> [YOUR GOAL]
Look for "Overlay" in each line of the entries, and return the matching lines.

(Dataset records)
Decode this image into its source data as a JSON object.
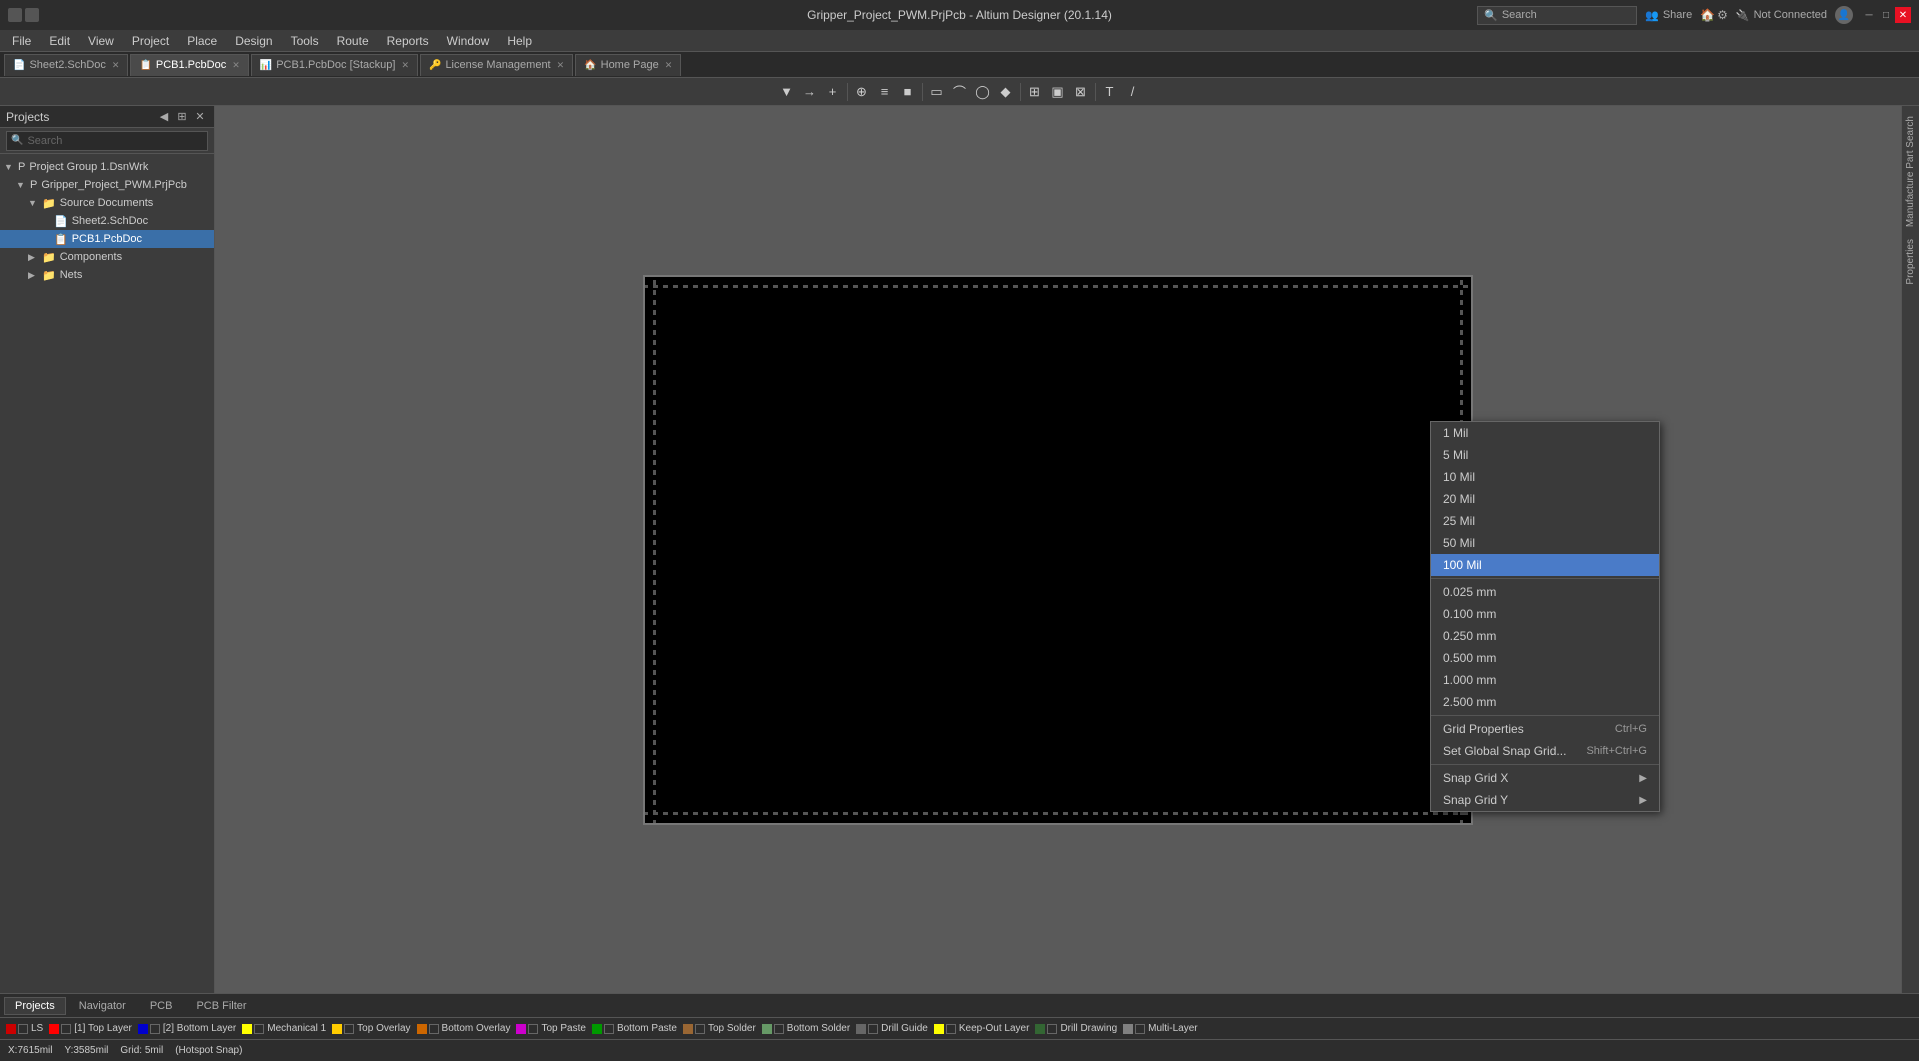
{
  "titleBar": {
    "title": "Gripper_Project_PWM.PrjPcb - Altium Designer (20.1.14)",
    "searchPlaceholder": "Search",
    "notConnected": "Not Connected",
    "windowControls": [
      "—",
      "□",
      "✕"
    ]
  },
  "menuBar": {
    "items": [
      "File",
      "Edit",
      "View",
      "Project",
      "Place",
      "Design",
      "Tools",
      "Route",
      "Reports",
      "Window",
      "Help"
    ]
  },
  "tabs": [
    {
      "label": "Sheet2.SchDoc",
      "icon": "📄",
      "active": false
    },
    {
      "label": "PCB1.PcbDoc",
      "icon": "📋",
      "active": true
    },
    {
      "label": "PCB1.PcbDoc [Stackup]",
      "icon": "📊",
      "active": false
    },
    {
      "label": "License Management",
      "icon": "🔑",
      "active": false
    },
    {
      "label": "Home Page",
      "icon": "🏠",
      "active": false
    }
  ],
  "leftPanel": {
    "title": "Projects",
    "searchPlaceholder": "Search",
    "tree": [
      {
        "label": "Project Group 1.DsnWrk",
        "level": 0,
        "expanded": true,
        "icon": "P",
        "type": "group"
      },
      {
        "label": "Gripper_Project_PWM.PrjPcb",
        "level": 1,
        "expanded": true,
        "icon": "P",
        "type": "project"
      },
      {
        "label": "Source Documents",
        "level": 2,
        "expanded": true,
        "icon": "📁",
        "type": "folder"
      },
      {
        "label": "Sheet2.SchDoc",
        "level": 3,
        "expanded": false,
        "icon": "📄",
        "type": "file"
      },
      {
        "label": "PCB1.PcbDoc",
        "level": 3,
        "expanded": false,
        "icon": "📋",
        "type": "file",
        "selected": true
      },
      {
        "label": "Components",
        "level": 2,
        "expanded": false,
        "icon": "📁",
        "type": "folder"
      },
      {
        "label": "Nets",
        "level": 2,
        "expanded": false,
        "icon": "📁",
        "type": "folder"
      }
    ]
  },
  "rightPanelTabs": [
    "Manufacture Part Search",
    "Properties"
  ],
  "contextMenu": {
    "items": [
      {
        "label": "1 Mil",
        "shortcut": "",
        "selected": false,
        "hasArrow": false
      },
      {
        "label": "5 Mil",
        "shortcut": "",
        "selected": false,
        "hasArrow": false
      },
      {
        "label": "10 Mil",
        "shortcut": "",
        "selected": false,
        "hasArrow": false
      },
      {
        "label": "20 Mil",
        "shortcut": "",
        "selected": false,
        "hasArrow": false
      },
      {
        "label": "25 Mil",
        "shortcut": "",
        "selected": false,
        "hasArrow": false
      },
      {
        "label": "50 Mil",
        "shortcut": "",
        "selected": false,
        "hasArrow": false
      },
      {
        "label": "100 Mil",
        "shortcut": "",
        "selected": true,
        "hasArrow": false
      },
      {
        "separator": true
      },
      {
        "label": "0.025 mm",
        "shortcut": "",
        "selected": false,
        "hasArrow": false
      },
      {
        "label": "0.100 mm",
        "shortcut": "",
        "selected": false,
        "hasArrow": false
      },
      {
        "label": "0.250 mm",
        "shortcut": "",
        "selected": false,
        "hasArrow": false
      },
      {
        "label": "0.500 mm",
        "shortcut": "",
        "selected": false,
        "hasArrow": false
      },
      {
        "label": "1.000 mm",
        "shortcut": "",
        "selected": false,
        "hasArrow": false
      },
      {
        "label": "2.500 mm",
        "shortcut": "",
        "selected": false,
        "hasArrow": false
      },
      {
        "separator": true
      },
      {
        "label": "Grid Properties",
        "shortcut": "Ctrl+G",
        "selected": false,
        "hasArrow": false
      },
      {
        "label": "Set Global Snap Grid...",
        "shortcut": "Shift+Ctrl+G",
        "selected": false,
        "hasArrow": false
      },
      {
        "separator": true
      },
      {
        "label": "Snap Grid X",
        "shortcut": "",
        "selected": false,
        "hasArrow": true
      },
      {
        "label": "Snap Grid Y",
        "shortcut": "",
        "selected": false,
        "hasArrow": true
      }
    ]
  },
  "bottomLayers": [
    {
      "color": "#cc0000",
      "label": "LS",
      "checked": true
    },
    {
      "color": "#ff0000",
      "label": "[1] Top Layer",
      "checked": true
    },
    {
      "color": "#0000cc",
      "label": "[2] Bottom Layer",
      "checked": true
    },
    {
      "color": "#ffff00",
      "label": "Mechanical 1",
      "checked": true
    },
    {
      "color": "#ffcc00",
      "label": "Top Overlay",
      "checked": true
    },
    {
      "color": "#cc6600",
      "label": "Bottom Overlay",
      "checked": true
    },
    {
      "color": "#cc00cc",
      "label": "Top Paste",
      "checked": true
    },
    {
      "color": "#009900",
      "label": "Bottom Paste",
      "checked": true
    },
    {
      "color": "#996633",
      "label": "Top Solder",
      "checked": true
    },
    {
      "color": "#669966",
      "label": "Bottom Solder",
      "checked": true
    },
    {
      "color": "#666666",
      "label": "Drill Guide",
      "checked": true
    },
    {
      "color": "#ffff00",
      "label": "Keep-Out Layer",
      "checked": true
    },
    {
      "color": "#336633",
      "label": "Drill Drawing",
      "checked": true
    },
    {
      "color": "#808080",
      "label": "Multi-Layer",
      "checked": true
    }
  ],
  "panelTabs": [
    "Projects",
    "Navigator",
    "PCB",
    "PCB Filter"
  ],
  "coords": {
    "x": "X:7615mil",
    "y": "Y:3585mil",
    "grid": "Grid: 5mil",
    "hotspot": "(Hotspot Snap)"
  },
  "toolbar": {
    "buttons": [
      "▼",
      "→",
      "+",
      "⊕",
      "≡",
      "■",
      "◻",
      "⌒",
      "◯",
      "◆",
      "⊞",
      "◫",
      "⊠",
      "T",
      "/"
    ]
  }
}
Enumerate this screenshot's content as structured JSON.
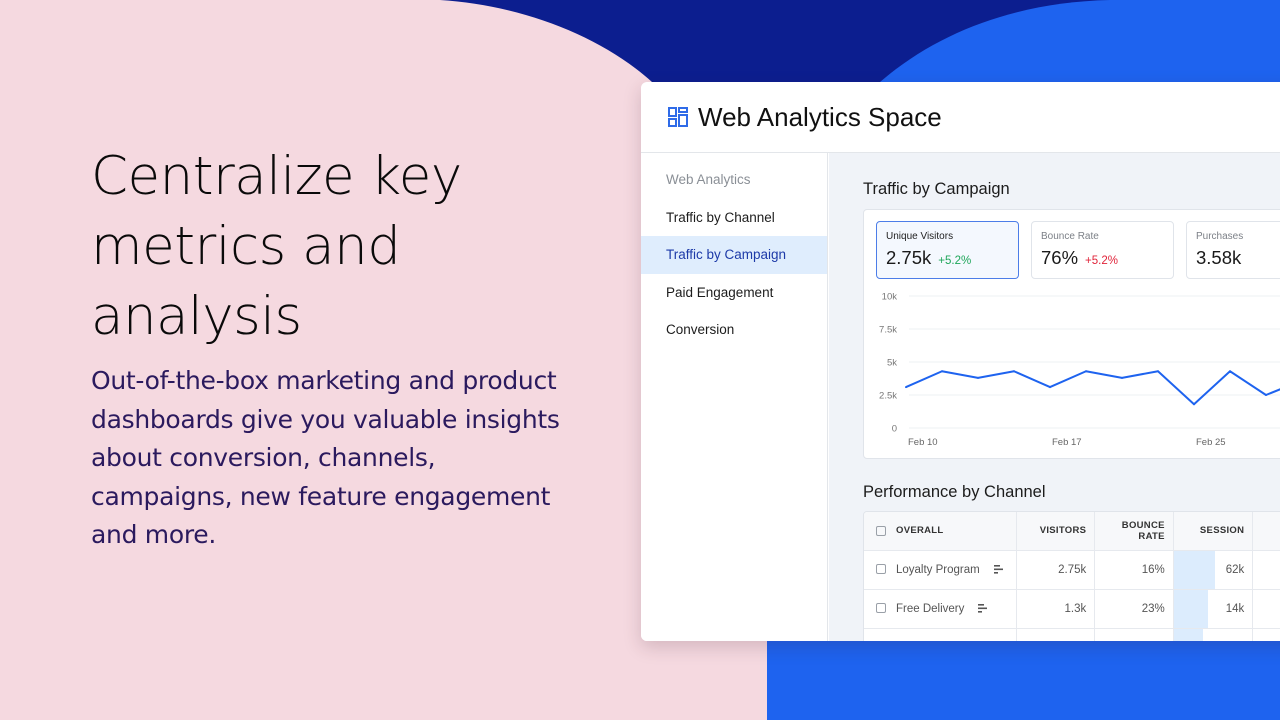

> [WRITTEN SOLUTION]
      "label": "Top Overlay",
      "label": "Bottom Overlay",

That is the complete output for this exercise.